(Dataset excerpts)
....

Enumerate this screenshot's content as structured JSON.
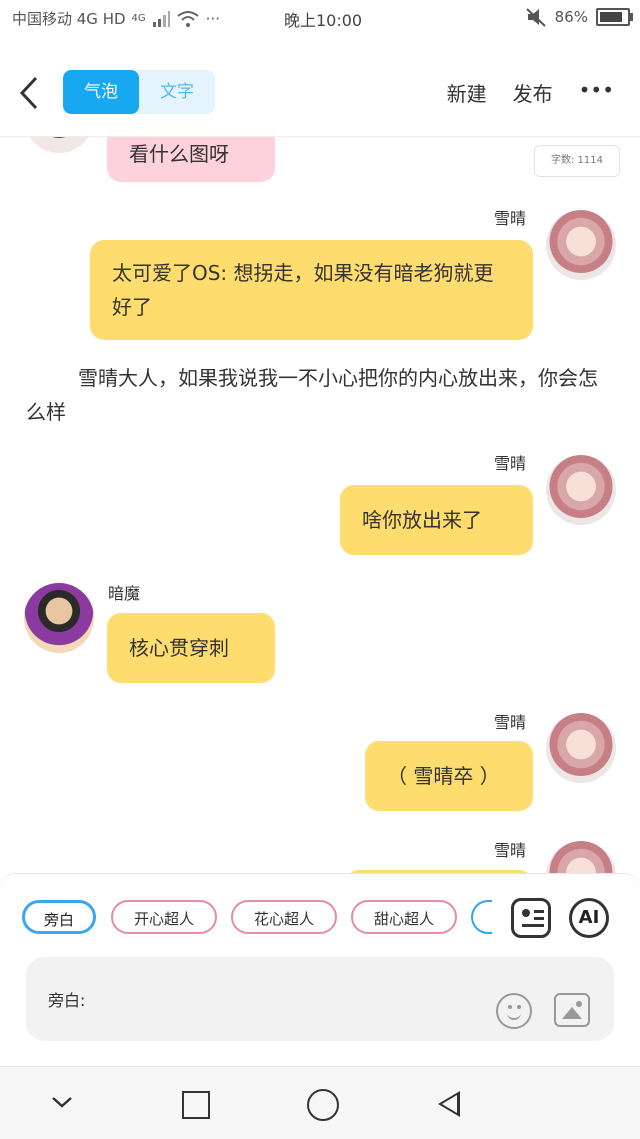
{
  "status_bar": {
    "carrier": "中国移动 4G HD",
    "network": "4G",
    "more": "···",
    "time": "晚上10:00",
    "battery": "86%"
  },
  "header": {
    "back_icon": "chevron-left-icon",
    "tabs": [
      {
        "label": "气泡",
        "active": true
      },
      {
        "label": "文字",
        "active": false
      }
    ],
    "new_label": "新建",
    "publish_label": "发布",
    "more_label": "•••"
  },
  "chat": {
    "word_count": "字数: 1114",
    "messages": [
      {
        "type": "bubble",
        "side": "left",
        "speaker": "",
        "text": "看什么图呀",
        "color": "#fdd2dc"
      },
      {
        "type": "bubble",
        "side": "right",
        "speaker": "雪晴",
        "text": "太可爱了OS: 想拐走，如果没有暗老狗就更好了",
        "color": "#fedc6e"
      },
      {
        "type": "narration",
        "text": "雪晴大人，如果我说我一不小心把你的内心放出来，你会怎么样"
      },
      {
        "type": "bubble",
        "side": "right",
        "speaker": "雪晴",
        "text": "啥你放出来了",
        "color": "#fedc6e"
      },
      {
        "type": "bubble",
        "side": "left",
        "speaker": "暗魔",
        "text": "核心贯穿刺",
        "color": "#fedc6e"
      },
      {
        "type": "bubble",
        "side": "right",
        "speaker": "雪晴",
        "text": "（ 雪晴卒 ）",
        "color": "#fedc6e"
      },
      {
        "type": "bubble",
        "side": "right",
        "speaker": "雪晴",
        "text": "",
        "color": "#fedc6e"
      }
    ]
  },
  "composer": {
    "chips": [
      {
        "label": "旁白",
        "active": true
      },
      {
        "label": "开心超人",
        "active": false
      },
      {
        "label": "花心超人",
        "active": false
      },
      {
        "label": "甜心超人",
        "active": false
      }
    ],
    "ai_label": "AI",
    "input_label": "旁白:",
    "icons": [
      "list-card-icon",
      "ai-icon",
      "emoji-icon",
      "image-icon"
    ]
  },
  "nav": {
    "icons": [
      "chevron-down-icon",
      "square-icon",
      "circle-icon",
      "triangle-back-icon"
    ]
  }
}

....

* [Do this] Copy every line above in which the string "chevron" shows up.

* [Response]
    "back_icon": "chevron-left-icon",
      "chevron-down-icon",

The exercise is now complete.